> [GOAL]: Exact reproduction of the data is required, with images excluded.
== == ==
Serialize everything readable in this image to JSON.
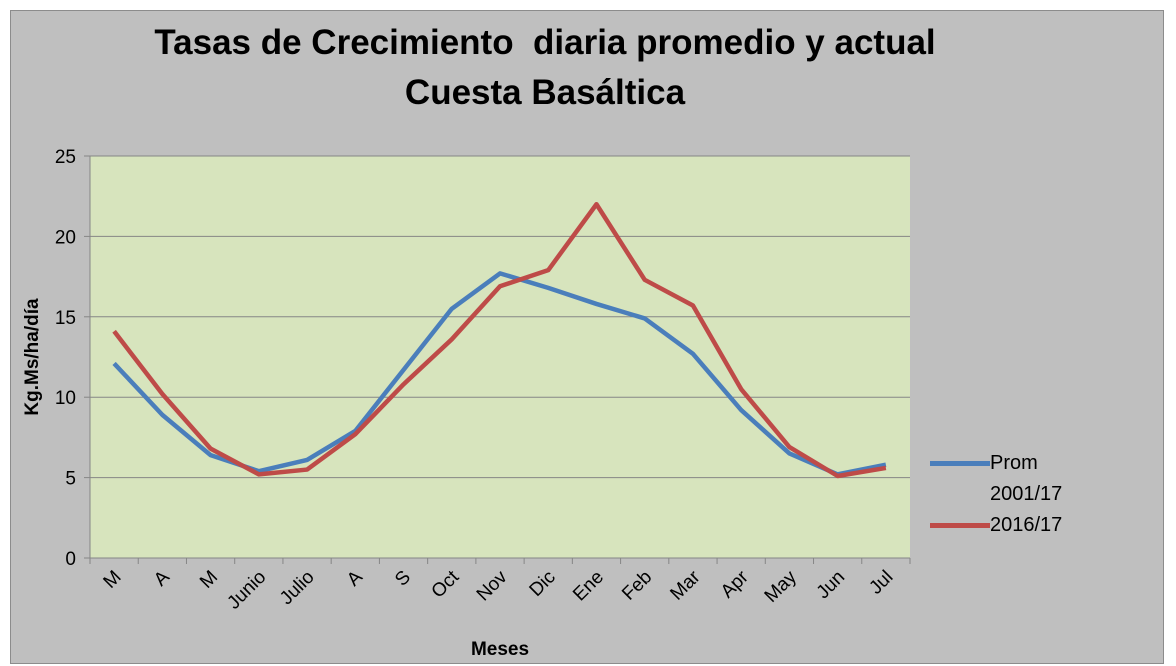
{
  "chart_data": {
    "type": "line",
    "title": "Tasas de Crecimiento  diaria promedio y actual\nCuesta Basáltica",
    "x_label": "Meses",
    "y_label": "Kg.Ms/ha/día",
    "categories": [
      "M",
      "A",
      "M",
      "Junio",
      "Julio",
      "A",
      "S",
      "Oct",
      "Nov",
      "Dic",
      "Ene",
      "Feb",
      "Mar",
      "Apr",
      "May",
      "Jun",
      "Jul"
    ],
    "series": [
      {
        "name": "Prom 2001/17",
        "color": "#4a7ebb",
        "values": [
          12.1,
          8.9,
          6.4,
          5.4,
          6.1,
          7.9,
          11.7,
          15.5,
          17.7,
          16.8,
          15.8,
          14.9,
          12.7,
          9.2,
          6.5,
          5.2,
          5.8
        ]
      },
      {
        "name": "2016/17",
        "color": "#be4b48",
        "values": [
          14.1,
          10.2,
          6.8,
          5.2,
          5.5,
          7.7,
          10.8,
          13.6,
          16.9,
          17.9,
          22.0,
          17.3,
          15.7,
          10.5,
          6.9,
          5.1,
          5.6
        ]
      }
    ],
    "ylim": [
      0,
      25
    ],
    "yticks": [
      0,
      5,
      10,
      15,
      20,
      25
    ],
    "grid": true,
    "plot_background": "#d7e4bd",
    "legend": "right"
  }
}
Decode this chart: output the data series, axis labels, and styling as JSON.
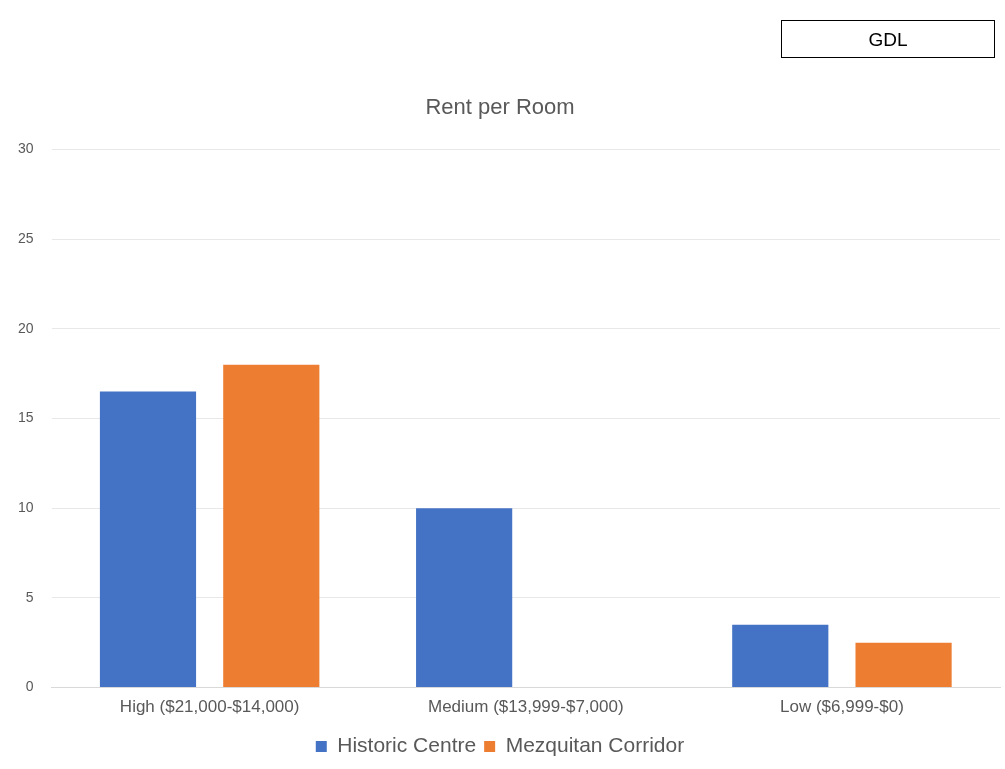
{
  "chart_data": {
    "type": "bar",
    "title": "Rent per Room",
    "categories": [
      "High ($21,000-$14,000)",
      "Medium ($13,999-$7,000)",
      "Low ($6,999-$0)"
    ],
    "series": [
      {
        "name": "Historic Centre",
        "color": "#4472c4",
        "values": [
          16.5,
          10,
          3.5
        ]
      },
      {
        "name": "Mezquitan Corridor",
        "color": "#ed7d31",
        "values": [
          18,
          null,
          2.5
        ]
      }
    ],
    "ylim": [
      0,
      30
    ],
    "yticks": [
      0,
      5,
      10,
      15,
      20,
      25,
      30
    ],
    "grid": "y",
    "legend": "bottom",
    "annotations": [
      "GDL"
    ]
  }
}
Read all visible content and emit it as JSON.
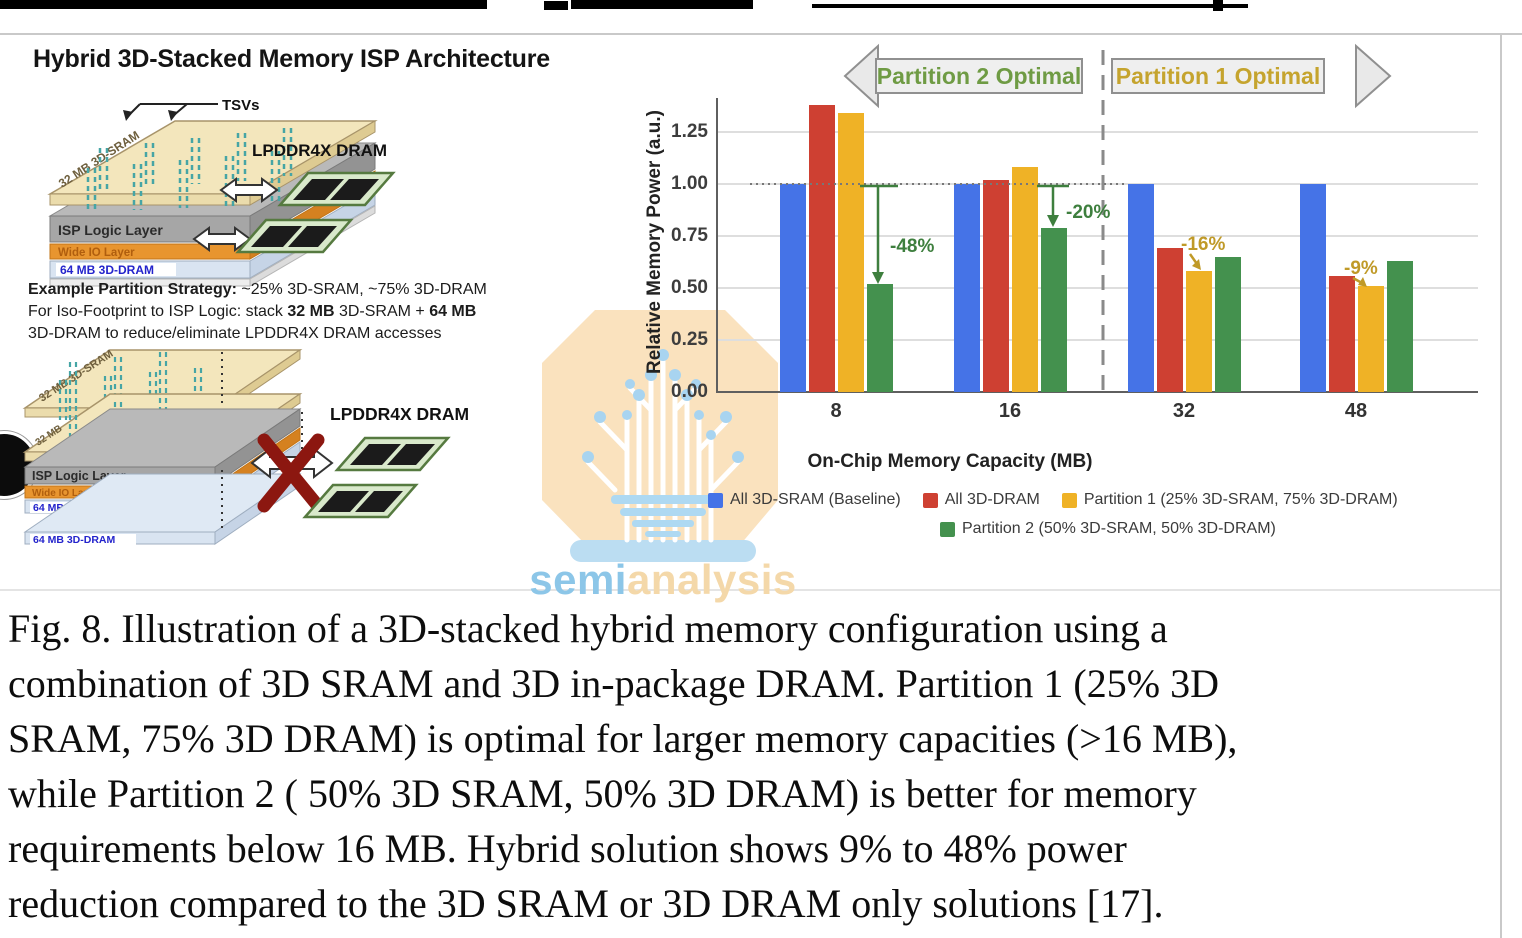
{
  "diagram": {
    "title": "Hybrid 3D-Stacked Memory ISP Architecture",
    "tsv_label": "TSVs",
    "lpddr_label_top": "LPDDR4X DRAM",
    "lpddr_label_bottom": "LPDDR4X DRAM",
    "stack_top": {
      "sram": "32 MB 3D-SRAM",
      "isp": "ISP Logic Layer",
      "wide_io": "Wide IO Layer",
      "dram": "64 MB 3D-DRAM"
    },
    "stack_bottom": {
      "sram": "32 MB 3D-SRAM",
      "sram2": "32 MB",
      "isp": "ISP Logic Layer",
      "wide_io": "Wide IO Layer",
      "dram": "64 MB 3D-DRAM",
      "dram2": "64 MB 3D-DRAM"
    },
    "strategy": {
      "l1_bold": "Example Partition Strategy:",
      "l1_rest": " ~25% 3D-SRAM, ~75% 3D-DRAM",
      "l2_pre": "For Iso-Footprint to ISP Logic: stack ",
      "l2_b1": "32 MB",
      "l2_mid": " 3D-SRAM + ",
      "l2_b2": "64 MB",
      "l3": "3D-DRAM to reduce/eliminate LPDDR4X DRAM accesses"
    }
  },
  "chart_data": {
    "type": "bar",
    "xlabel": "On-Chip Memory Capacity (MB)",
    "ylabel": "Relative Memory Power (a.u.)",
    "categories": [
      "8",
      "16",
      "32",
      "48"
    ],
    "series": [
      {
        "name": "All 3D-SRAM (Baseline)",
        "color": "#4573E7",
        "values": [
          1.0,
          1.0,
          1.0,
          1.0
        ]
      },
      {
        "name": "All 3D-DRAM",
        "color": "#CE4032",
        "values": [
          1.38,
          1.02,
          0.69,
          0.56
        ]
      },
      {
        "name": "Partition 1 (25% 3D-SRAM, 75% 3D-DRAM)",
        "color": "#EFB226",
        "values": [
          1.34,
          1.08,
          0.58,
          0.51
        ]
      },
      {
        "name": "Partition 2 (50% 3D-SRAM, 50% 3D-DRAM)",
        "color": "#44914E",
        "values": [
          0.52,
          0.79,
          0.65,
          0.63
        ]
      }
    ],
    "ylim": [
      0,
      1.43
    ],
    "yticks": [
      0,
      0.25,
      0.5,
      0.75,
      1.0,
      1.25
    ],
    "ytick_labels": [
      "0.00",
      "0.25",
      "0.50",
      "0.75",
      "1.00",
      "1.25"
    ],
    "baseline_value": 1.0,
    "grid": "horizontal",
    "legend_position": "bottom",
    "region_labels": {
      "left": {
        "text": "Partition 2 Optimal",
        "color": "#6F9B44"
      },
      "right": {
        "text": "Partition 1 Optimal",
        "color": "#C5A42E"
      }
    },
    "annotations": [
      {
        "text": "-48%",
        "category": "8",
        "color": "#3E7F3E"
      },
      {
        "text": "-20%",
        "category": "16",
        "color": "#3E7F3E"
      },
      {
        "text": "-16%",
        "category": "32",
        "color": "#C09A28"
      },
      {
        "text": "-9%",
        "category": "48",
        "color": "#C09A28"
      }
    ]
  },
  "watermark": {
    "semi": "semi",
    "analysis": "analysis",
    "bulb_color": "#FAE2BE",
    "accent_color": "#A8D4F0"
  },
  "caption": {
    "lines": [
      "Fig. 8. Illustration of a 3D-stacked hybrid memory configuration using a",
      "combination of 3D SRAM and 3D in-package DRAM. Partition 1 (25% 3D",
      "SRAM, 75% 3D DRAM) is optimal for larger memory capacities (>16 MB),",
      "while Partition 2 ( 50% 3D SRAM, 50% 3D DRAM) is better for memory",
      "requirements below 16 MB. Hybrid solution shows 9% to 48% power",
      "reduction compared to the 3D SRAM or 3D DRAM only solutions [17]."
    ]
  }
}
== == ==
> [RESPONSE TO THIS EXERCISE]:
Serialize everything readable in this image to JSON.
{
  "chart_data": {
    "type": "line",
    "title": "Tasas de Crecimiento  diaria promedio y actual\nCuesta Basáltica",
    "x_label": "Meses",
    "y_label": "Kg.Ms/ha/día",
    "categories": [
      "M",
      "A",
      "M",
      "Junio",
      "Julio",
      "A",
      "S",
      "Oct",
      "Nov",
      "Dic",
      "Ene",
      "Feb",
      "Mar",
      "Apr",
      "May",
      "Jun",
      "Jul"
    ],
    "series": [
      {
        "name": "Prom 2001/17",
        "color": "#4a7ebb",
        "values": [
          12.1,
          8.9,
          6.4,
          5.4,
          6.1,
          7.9,
          11.7,
          15.5,
          17.7,
          16.8,
          15.8,
          14.9,
          12.7,
          9.2,
          6.5,
          5.2,
          5.8
        ]
      },
      {
        "name": "2016/17",
        "color": "#be4b48",
        "values": [
          14.1,
          10.2,
          6.8,
          5.2,
          5.5,
          7.7,
          10.8,
          13.6,
          16.9,
          17.9,
          22.0,
          17.3,
          15.7,
          10.5,
          6.9,
          5.1,
          5.6
        ]
      }
    ],
    "ylim": [
      0,
      25
    ],
    "yticks": [
      0,
      5,
      10,
      15,
      20,
      25
    ],
    "grid": true,
    "plot_background": "#d7e4bd",
    "legend": "right"
  }
}
Decode this chart: output the data series, axis labels, and styling as JSON.
{
  "chart_data": {
    "type": "bar",
    "title": "Rent per Room",
    "categories": [
      "High ($21,000-$14,000)",
      "Medium ($13,999-$7,000)",
      "Low ($6,999-$0)"
    ],
    "series": [
      {
        "name": "Historic Centre",
        "color": "#4472c4",
        "values": [
          16.5,
          10,
          3.5
        ]
      },
      {
        "name": "Mezquitan Corridor",
        "color": "#ed7d31",
        "values": [
          18,
          null,
          2.5
        ]
      }
    ],
    "ylim": [
      0,
      30
    ],
    "yticks": [
      0,
      5,
      10,
      15,
      20,
      25,
      30
    ],
    "grid": "y",
    "legend": "bottom",
    "annotations": [
      "GDL"
    ]
  }
}
Read all visible content and emit it as JSON.
{
  "diagram": {
    "title": "Hybrid 3D-Stacked Memory ISP Architecture",
    "tsv_label": "TSVs",
    "lpddr_label_top": "LPDDR4X DRAM",
    "lpddr_label_bottom": "LPDDR4X DRAM",
    "stack_top": {
      "sram": "32 MB 3D-SRAM",
      "isp": "ISP Logic Layer",
      "wide_io": "Wide IO Layer",
      "dram": "64 MB 3D-DRAM"
    },
    "stack_bottom": {
      "sram": "32 MB 3D-SRAM",
      "sram2": "32 MB",
      "isp": "ISP Logic Layer",
      "wide_io": "Wide IO Layer",
      "dram": "64 MB 3D-DRAM",
      "dram2": "64 MB 3D-DRAM"
    },
    "strategy": {
      "l1_bold": "Example Partition Strategy:",
      "l1_rest": " ~25% 3D-SRAM, ~75% 3D-DRAM",
      "l2_pre": "For Iso-Footprint to ISP Logic: stack ",
      "l2_b1": "32 MB",
      "l2_mid": " 3D-SRAM + ",
      "l2_b2": "64 MB",
      "l3": "3D-DRAM to reduce/eliminate LPDDR4X DRAM accesses"
    }
  },
  "chart_data": {
    "type": "bar",
    "xlabel": "On-Chip Memory Capacity (MB)",
    "ylabel": "Relative Memory Power (a.u.)",
    "categories": [
      "8",
      "16",
      "32",
      "48"
    ],
    "series": [
      {
        "name": "All 3D-SRAM (Baseline)",
        "color": "#4573E7",
        "values": [
          1.0,
          1.0,
          1.0,
          1.0
        ]
      },
      {
        "name": "All 3D-DRAM",
        "color": "#CE4032",
        "values": [
          1.38,
          1.02,
          0.69,
          0.56
        ]
      },
      {
        "name": "Partition 1 (25% 3D-SRAM, 75% 3D-DRAM)",
        "color": "#EFB226",
        "values": [
          1.34,
          1.08,
          0.58,
          0.51
        ]
      },
      {
        "name": "Partition 2 (50% 3D-SRAM, 50% 3D-DRAM)",
        "color": "#44914E",
        "values": [
          0.52,
          0.79,
          0.65,
          0.63
        ]
      }
    ],
    "ylim": [
      0,
      1.43
    ],
    "yticks": [
      0,
      0.25,
      0.5,
      0.75,
      1.0,
      1.25
    ],
    "ytick_labels": [
      "0.00",
      "0.25",
      "0.50",
      "0.75",
      "1.00",
      "1.25"
    ],
    "baseline_value": 1.0,
    "grid": "horizontal",
    "legend_position": "bottom",
    "region_labels": {
      "left": {
        "text": "Partition 2 Optimal",
        "color": "#6F9B44"
      },
      "right": {
        "text": "Partition 1 Optimal",
        "color": "#C5A42E"
      }
    },
    "annotations": [
      {
        "text": "-48%",
        "category": "8",
        "color": "#3E7F3E"
      },
      {
        "text": "-20%",
        "category": "16",
        "color": "#3E7F3E"
      },
      {
        "text": "-16%",
        "category": "32",
        "color": "#C09A28"
      },
      {
        "text": "-9%",
        "category": "48",
        "color": "#C09A28"
      }
    ]
  },
  "watermark": {
    "semi": "semi",
    "analysis": "analysis",
    "bulb_color": "#FAE2BE",
    "accent_color": "#A8D4F0"
  },
  "caption": {
    "lines": [
      "Fig. 8. Illustration of a 3D-stacked hybrid memory configuration using a",
      "combination of 3D SRAM and 3D in-package DRAM. Partition 1 (25% 3D",
      "SRAM, 75% 3D DRAM) is optimal for larger memory capacities (>16 MB),",
      "while Partition 2 ( 50% 3D SRAM, 50% 3D DRAM) is better for memory",
      "requirements below 16 MB. Hybrid solution shows 9% to 48% power",
      "reduction compared to the 3D SRAM or 3D DRAM only solutions [17]."
    ]
  }
}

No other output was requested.